[Dataset records]

··········

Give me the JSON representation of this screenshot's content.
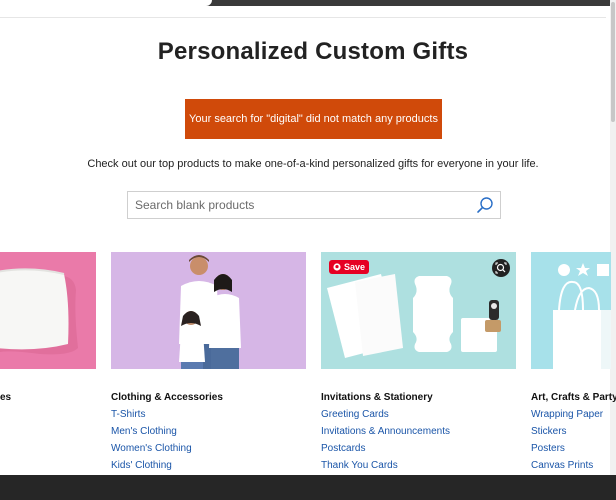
{
  "page": {
    "title": "Personalized Custom Gifts",
    "alert": "Your search for \"digital\" did not match any products",
    "intro": "Check out our top products to make one-of-a-kind personalized gifts for everyone in your life."
  },
  "search": {
    "placeholder": "Search blank products",
    "value": ""
  },
  "overlay": {
    "save_label": "Save"
  },
  "categories": [
    {
      "title": "es",
      "links": []
    },
    {
      "title": "Clothing & Accessories",
      "links": [
        "T-Shirts",
        "Men's Clothing",
        "Women's Clothing",
        "Kids' Clothing"
      ]
    },
    {
      "title": "Invitations & Stationery",
      "links": [
        "Greeting Cards",
        "Invitations & Announcements",
        "Postcards",
        "Thank You Cards"
      ]
    },
    {
      "title": "Art, Crafts & Party",
      "links": [
        "Wrapping Paper",
        "Stickers",
        "Posters",
        "Canvas Prints"
      ]
    }
  ],
  "colors": {
    "alert_bg": "#d04a0a",
    "link": "#1a55a8",
    "pillow_bg": "#ea7aa9",
    "clothing_bg": "#d6b6e6",
    "stationery_bg": "#aee0e0",
    "crafts_bg": "#a7e1ea",
    "pinterest_red": "#e60023"
  }
}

··········

WHAT YOU WILL DO: List all lines where "title" occurs.

RESULT OF THE EXERCISE:
    "title": "Personalized Custom Gifts",
      "title": "es",
      "title": "Clothing & Accessories",
      "title": "Invitations & Stationery",
      "title": "Art, Crafts & Party",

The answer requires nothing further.